TASK REQUIREMENTS
Copy out all lines in the data below containing the string "兵庫県立総合体育館".

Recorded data
- - - - -

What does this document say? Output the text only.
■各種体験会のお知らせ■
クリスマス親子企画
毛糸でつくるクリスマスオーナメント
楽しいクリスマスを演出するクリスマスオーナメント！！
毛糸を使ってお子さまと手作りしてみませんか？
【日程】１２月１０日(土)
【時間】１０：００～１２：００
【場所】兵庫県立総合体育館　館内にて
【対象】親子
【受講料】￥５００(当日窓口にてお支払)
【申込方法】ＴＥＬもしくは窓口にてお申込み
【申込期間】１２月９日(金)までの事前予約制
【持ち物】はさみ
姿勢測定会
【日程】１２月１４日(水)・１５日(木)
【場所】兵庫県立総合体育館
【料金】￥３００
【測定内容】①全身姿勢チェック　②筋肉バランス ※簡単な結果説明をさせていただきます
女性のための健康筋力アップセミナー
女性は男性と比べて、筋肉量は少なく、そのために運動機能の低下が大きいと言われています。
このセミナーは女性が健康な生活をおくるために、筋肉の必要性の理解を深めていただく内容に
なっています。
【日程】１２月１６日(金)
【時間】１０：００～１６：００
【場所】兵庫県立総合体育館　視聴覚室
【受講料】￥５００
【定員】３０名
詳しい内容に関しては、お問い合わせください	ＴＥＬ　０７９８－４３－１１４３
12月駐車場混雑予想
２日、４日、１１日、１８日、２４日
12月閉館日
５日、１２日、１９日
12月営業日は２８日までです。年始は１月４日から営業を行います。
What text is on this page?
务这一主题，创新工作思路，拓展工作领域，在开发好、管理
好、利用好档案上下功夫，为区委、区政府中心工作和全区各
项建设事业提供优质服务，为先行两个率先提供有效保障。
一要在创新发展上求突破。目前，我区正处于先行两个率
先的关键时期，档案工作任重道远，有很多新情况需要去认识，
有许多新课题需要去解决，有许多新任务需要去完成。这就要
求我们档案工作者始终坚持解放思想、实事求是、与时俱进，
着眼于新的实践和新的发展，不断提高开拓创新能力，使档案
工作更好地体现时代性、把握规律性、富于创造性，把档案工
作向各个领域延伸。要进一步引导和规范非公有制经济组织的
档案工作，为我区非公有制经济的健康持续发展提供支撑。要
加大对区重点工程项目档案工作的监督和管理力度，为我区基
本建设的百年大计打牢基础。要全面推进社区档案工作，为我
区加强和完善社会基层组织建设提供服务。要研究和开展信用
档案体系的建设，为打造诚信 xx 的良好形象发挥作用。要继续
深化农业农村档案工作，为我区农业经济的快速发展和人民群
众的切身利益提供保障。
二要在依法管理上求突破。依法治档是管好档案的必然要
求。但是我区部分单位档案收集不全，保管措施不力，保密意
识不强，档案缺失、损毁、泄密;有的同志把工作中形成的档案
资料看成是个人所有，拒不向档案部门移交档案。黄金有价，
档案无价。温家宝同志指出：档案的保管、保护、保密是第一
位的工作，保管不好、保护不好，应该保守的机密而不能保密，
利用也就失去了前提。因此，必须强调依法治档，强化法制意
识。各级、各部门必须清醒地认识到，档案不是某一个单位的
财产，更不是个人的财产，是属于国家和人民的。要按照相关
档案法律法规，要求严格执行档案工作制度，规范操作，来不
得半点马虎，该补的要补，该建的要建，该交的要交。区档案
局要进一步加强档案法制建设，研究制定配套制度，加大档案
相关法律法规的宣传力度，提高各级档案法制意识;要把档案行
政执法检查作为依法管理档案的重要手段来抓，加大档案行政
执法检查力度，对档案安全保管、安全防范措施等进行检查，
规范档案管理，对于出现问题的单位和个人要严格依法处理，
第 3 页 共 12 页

- - - - -

SOLUTION TO THE PROBLEM
【場所】兵庫県立総合体育館　館内にて
【場所】兵庫県立総合体育館
【場所】兵庫県立総合体育館　視聴覚室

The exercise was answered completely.